WHAT NEEDS TO BE DONE
Go through the entries and count the lines with the string "SDTVAR" in them. Give only that number.

-- Start --

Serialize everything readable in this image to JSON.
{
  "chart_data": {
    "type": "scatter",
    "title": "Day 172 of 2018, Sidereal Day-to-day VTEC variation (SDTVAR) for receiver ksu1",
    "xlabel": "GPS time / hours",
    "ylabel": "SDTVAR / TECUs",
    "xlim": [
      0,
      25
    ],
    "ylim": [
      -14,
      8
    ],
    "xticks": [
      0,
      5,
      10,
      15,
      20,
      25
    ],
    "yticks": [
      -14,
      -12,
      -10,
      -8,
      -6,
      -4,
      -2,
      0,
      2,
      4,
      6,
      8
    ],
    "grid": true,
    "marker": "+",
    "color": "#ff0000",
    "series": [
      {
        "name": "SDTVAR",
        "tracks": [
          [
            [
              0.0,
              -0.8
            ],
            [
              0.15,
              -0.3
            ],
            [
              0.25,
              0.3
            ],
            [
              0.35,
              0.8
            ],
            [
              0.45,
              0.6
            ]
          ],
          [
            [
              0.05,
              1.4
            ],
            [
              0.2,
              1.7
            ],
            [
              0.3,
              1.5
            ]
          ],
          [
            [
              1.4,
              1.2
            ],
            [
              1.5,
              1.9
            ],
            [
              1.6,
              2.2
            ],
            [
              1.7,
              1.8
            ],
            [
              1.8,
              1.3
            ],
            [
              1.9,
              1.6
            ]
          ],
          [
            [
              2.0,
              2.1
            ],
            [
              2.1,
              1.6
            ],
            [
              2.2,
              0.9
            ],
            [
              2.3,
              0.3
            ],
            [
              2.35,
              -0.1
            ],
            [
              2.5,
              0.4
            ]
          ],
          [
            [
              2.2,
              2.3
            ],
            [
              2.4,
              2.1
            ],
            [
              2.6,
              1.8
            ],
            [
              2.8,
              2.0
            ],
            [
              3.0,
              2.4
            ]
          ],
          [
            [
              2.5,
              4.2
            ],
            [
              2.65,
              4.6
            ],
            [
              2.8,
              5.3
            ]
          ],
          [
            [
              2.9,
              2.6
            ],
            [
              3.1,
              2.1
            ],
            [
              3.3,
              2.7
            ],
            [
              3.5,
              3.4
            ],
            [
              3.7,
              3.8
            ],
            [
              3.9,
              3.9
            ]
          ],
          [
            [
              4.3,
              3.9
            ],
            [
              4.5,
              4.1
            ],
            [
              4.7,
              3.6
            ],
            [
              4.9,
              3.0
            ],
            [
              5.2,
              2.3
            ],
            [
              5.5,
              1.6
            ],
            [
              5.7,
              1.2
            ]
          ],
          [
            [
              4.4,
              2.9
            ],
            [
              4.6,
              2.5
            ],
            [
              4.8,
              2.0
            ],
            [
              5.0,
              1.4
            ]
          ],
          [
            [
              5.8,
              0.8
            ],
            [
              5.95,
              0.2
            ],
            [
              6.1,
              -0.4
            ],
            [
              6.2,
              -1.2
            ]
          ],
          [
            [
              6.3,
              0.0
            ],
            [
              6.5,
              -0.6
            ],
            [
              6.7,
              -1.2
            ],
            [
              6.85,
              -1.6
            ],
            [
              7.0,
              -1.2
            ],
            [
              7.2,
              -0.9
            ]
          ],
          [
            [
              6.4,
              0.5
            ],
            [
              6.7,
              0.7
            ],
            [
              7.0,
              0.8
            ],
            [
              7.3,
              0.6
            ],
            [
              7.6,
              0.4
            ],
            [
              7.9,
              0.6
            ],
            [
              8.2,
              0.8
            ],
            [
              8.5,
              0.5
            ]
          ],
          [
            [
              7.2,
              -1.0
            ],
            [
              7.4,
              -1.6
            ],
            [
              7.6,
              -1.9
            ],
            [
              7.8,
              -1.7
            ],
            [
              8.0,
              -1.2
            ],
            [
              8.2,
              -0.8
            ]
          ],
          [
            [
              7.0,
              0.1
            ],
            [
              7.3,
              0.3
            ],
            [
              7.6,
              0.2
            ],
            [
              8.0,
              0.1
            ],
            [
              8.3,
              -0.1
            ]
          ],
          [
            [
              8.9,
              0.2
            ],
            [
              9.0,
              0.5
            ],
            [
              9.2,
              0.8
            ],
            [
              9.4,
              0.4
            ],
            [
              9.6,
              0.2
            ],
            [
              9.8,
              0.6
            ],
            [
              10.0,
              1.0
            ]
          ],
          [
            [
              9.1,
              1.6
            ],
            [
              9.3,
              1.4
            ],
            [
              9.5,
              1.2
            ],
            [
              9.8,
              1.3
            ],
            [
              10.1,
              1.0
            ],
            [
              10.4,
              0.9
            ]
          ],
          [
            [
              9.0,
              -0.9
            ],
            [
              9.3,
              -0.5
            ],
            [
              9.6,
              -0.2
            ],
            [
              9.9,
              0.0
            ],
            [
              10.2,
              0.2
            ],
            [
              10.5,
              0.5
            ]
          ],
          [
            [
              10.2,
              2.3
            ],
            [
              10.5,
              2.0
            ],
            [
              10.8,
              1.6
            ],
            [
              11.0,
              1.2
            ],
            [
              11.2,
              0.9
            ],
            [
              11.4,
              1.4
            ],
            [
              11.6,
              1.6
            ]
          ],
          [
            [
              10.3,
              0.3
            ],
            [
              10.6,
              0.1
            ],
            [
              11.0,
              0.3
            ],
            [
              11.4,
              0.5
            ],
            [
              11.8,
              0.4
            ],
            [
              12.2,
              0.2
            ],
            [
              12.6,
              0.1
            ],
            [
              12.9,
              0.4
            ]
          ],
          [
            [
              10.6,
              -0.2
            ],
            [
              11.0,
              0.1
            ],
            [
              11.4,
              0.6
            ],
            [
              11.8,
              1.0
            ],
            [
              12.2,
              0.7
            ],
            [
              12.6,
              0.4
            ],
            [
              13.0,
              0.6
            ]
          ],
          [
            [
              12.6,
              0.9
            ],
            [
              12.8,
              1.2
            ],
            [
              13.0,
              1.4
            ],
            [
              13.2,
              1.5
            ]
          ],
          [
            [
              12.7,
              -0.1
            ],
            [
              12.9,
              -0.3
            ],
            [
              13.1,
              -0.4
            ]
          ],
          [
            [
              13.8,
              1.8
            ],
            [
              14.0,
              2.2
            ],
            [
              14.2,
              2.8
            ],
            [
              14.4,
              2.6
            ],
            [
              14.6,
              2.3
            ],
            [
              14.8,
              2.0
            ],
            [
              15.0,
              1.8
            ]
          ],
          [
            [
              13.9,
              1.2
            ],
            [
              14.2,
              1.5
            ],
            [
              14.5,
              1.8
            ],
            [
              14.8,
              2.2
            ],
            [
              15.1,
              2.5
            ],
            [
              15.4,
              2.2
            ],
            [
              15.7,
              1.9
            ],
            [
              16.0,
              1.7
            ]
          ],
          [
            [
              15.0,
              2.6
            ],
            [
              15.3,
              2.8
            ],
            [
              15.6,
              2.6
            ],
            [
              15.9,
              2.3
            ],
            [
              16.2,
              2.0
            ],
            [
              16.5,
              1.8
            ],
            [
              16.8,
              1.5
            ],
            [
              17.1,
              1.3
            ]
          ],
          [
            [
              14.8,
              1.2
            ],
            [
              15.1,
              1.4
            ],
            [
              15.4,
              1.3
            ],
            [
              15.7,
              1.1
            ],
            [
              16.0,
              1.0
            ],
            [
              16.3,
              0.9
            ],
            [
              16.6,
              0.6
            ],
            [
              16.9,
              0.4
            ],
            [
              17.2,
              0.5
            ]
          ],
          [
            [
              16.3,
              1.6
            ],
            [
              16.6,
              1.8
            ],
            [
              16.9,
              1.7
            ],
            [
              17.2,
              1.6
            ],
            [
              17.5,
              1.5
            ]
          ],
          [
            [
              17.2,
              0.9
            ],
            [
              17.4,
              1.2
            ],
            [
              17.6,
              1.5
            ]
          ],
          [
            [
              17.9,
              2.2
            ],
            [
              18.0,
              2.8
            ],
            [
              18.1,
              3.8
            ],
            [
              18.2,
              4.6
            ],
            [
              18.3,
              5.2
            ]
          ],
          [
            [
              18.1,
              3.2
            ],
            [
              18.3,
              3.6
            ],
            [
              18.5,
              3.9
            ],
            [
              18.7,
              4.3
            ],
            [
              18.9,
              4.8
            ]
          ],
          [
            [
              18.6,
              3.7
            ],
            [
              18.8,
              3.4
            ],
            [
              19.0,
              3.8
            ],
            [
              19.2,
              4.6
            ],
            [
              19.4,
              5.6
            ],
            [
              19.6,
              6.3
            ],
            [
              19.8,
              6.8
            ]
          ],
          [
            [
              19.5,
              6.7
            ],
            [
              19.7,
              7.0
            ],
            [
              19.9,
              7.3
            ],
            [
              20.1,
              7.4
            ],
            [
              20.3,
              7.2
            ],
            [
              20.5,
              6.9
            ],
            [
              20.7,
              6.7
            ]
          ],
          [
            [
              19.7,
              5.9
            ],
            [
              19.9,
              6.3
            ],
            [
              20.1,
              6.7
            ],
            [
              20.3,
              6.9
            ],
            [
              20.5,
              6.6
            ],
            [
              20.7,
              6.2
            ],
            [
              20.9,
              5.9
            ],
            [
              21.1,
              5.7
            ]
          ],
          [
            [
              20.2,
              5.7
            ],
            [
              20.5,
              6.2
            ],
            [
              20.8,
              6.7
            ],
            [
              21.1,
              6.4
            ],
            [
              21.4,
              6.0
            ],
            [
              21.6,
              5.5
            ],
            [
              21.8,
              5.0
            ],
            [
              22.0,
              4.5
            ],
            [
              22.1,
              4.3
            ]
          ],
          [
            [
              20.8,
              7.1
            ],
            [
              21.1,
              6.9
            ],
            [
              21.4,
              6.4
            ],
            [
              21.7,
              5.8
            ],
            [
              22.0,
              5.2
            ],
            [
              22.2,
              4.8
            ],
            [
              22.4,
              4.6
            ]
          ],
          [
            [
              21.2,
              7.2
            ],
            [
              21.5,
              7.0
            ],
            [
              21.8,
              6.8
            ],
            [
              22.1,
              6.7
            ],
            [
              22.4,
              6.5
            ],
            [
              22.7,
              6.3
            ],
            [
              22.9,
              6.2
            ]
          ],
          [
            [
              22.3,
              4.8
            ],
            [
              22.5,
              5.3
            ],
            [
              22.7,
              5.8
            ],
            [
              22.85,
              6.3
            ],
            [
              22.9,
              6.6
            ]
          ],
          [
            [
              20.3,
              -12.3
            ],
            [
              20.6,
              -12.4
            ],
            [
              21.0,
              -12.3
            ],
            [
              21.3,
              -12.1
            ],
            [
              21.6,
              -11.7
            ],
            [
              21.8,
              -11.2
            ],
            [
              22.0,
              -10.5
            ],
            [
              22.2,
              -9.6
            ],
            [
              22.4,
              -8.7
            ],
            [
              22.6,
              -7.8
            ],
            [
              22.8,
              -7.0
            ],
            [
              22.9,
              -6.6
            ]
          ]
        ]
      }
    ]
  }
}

-- End --

FINISHED ANSWER
3